Give the number of lines in the records below that include "людина". Reply with that number alone.

EXERCISE INPUT:
►
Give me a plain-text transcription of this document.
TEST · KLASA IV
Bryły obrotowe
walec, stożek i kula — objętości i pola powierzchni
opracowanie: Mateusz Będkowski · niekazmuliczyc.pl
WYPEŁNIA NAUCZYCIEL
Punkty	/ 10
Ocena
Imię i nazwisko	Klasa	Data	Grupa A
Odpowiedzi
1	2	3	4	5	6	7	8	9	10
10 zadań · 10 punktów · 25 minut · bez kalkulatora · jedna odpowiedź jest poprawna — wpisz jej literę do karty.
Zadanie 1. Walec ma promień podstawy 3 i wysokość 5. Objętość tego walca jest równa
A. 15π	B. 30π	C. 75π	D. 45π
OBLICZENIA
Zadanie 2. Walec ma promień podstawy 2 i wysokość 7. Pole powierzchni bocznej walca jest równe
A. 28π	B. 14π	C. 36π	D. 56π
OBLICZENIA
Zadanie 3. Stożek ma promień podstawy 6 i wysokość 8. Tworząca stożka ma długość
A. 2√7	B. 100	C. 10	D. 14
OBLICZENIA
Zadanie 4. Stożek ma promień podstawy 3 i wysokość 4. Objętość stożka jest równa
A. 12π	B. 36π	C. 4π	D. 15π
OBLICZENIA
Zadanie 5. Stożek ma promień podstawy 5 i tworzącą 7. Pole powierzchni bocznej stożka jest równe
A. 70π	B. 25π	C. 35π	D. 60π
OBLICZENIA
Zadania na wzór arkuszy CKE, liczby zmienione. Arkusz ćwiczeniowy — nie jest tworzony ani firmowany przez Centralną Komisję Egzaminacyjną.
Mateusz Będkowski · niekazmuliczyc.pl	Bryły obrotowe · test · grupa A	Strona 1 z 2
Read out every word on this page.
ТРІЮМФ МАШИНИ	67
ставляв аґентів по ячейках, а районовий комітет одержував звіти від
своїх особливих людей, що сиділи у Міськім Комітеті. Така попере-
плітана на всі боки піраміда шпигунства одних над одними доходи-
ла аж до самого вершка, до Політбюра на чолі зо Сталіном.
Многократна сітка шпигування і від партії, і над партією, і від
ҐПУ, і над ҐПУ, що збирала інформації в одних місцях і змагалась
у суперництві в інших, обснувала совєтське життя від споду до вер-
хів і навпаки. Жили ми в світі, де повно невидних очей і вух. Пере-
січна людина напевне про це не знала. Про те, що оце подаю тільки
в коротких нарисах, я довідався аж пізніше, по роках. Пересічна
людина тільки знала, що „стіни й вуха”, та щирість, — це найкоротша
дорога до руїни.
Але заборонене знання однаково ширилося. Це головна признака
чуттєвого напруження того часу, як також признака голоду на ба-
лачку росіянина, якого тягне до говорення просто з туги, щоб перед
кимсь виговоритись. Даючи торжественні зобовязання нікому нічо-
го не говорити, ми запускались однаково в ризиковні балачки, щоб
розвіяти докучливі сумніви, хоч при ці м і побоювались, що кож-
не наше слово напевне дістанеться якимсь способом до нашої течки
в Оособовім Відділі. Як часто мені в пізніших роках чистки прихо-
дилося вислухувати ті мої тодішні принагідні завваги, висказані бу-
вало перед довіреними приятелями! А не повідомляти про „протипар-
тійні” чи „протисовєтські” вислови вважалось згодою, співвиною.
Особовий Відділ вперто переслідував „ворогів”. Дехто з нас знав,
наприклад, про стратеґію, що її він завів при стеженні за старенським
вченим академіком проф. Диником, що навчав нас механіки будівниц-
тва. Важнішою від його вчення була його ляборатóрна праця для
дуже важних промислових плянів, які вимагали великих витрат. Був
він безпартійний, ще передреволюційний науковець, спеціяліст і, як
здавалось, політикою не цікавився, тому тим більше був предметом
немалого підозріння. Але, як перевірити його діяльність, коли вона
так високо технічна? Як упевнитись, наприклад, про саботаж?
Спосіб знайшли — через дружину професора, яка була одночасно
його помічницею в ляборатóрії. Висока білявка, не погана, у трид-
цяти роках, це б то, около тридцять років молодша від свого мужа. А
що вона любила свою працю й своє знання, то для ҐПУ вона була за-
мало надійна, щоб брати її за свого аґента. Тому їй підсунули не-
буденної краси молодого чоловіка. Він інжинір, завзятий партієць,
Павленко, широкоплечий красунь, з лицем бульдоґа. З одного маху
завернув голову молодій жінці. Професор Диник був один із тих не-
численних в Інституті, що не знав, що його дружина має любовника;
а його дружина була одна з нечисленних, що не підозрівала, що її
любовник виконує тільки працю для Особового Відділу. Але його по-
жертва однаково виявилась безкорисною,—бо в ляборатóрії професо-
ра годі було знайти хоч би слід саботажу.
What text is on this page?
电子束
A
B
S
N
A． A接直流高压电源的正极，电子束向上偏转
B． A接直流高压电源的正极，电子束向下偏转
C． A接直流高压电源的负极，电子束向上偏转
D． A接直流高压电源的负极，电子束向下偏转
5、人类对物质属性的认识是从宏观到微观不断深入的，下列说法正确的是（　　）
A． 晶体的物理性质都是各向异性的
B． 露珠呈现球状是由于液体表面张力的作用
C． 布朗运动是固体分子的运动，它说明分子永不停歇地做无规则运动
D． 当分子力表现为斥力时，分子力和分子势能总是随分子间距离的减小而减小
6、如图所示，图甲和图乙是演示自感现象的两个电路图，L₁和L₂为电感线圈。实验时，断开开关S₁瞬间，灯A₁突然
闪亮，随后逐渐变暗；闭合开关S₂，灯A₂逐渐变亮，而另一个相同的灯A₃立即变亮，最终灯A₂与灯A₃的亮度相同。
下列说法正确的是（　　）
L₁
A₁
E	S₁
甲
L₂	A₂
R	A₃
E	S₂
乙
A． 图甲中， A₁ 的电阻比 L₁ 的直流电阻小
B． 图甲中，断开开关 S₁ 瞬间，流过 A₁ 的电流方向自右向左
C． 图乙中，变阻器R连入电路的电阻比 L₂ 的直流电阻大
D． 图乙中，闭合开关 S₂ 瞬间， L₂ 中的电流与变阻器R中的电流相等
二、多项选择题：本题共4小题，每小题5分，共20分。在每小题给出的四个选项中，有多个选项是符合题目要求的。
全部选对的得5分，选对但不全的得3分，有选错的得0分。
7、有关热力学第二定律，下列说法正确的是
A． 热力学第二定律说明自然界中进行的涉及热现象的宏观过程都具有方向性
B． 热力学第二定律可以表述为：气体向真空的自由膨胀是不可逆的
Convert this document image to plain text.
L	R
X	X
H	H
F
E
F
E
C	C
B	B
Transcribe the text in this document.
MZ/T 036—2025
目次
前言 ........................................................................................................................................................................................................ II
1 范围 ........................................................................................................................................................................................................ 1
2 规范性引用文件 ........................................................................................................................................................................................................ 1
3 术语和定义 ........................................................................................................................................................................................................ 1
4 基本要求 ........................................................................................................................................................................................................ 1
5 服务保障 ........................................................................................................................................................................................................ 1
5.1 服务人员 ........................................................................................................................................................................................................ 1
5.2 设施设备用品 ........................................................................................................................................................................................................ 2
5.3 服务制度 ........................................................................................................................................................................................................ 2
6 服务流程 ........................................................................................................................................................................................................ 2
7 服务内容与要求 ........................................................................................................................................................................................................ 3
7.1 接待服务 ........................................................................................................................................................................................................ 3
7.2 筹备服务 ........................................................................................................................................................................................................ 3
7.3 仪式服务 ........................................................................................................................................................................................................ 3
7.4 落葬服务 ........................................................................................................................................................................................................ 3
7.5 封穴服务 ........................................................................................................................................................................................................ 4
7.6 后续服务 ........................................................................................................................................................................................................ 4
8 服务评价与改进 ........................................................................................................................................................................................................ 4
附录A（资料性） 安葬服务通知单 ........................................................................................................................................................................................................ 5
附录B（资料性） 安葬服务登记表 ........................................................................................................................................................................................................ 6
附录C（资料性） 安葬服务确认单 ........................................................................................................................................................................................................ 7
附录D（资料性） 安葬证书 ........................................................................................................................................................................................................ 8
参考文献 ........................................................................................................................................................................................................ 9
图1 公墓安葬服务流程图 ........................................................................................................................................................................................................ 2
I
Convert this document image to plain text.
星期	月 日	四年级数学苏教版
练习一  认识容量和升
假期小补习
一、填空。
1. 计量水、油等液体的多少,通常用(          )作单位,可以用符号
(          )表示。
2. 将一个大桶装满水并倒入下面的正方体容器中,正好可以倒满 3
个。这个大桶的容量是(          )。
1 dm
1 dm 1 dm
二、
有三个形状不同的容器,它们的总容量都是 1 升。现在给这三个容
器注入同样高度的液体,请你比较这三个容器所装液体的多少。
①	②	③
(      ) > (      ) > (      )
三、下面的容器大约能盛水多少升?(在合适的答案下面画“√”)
◄
RESULT OF THIS EXERCISE: 2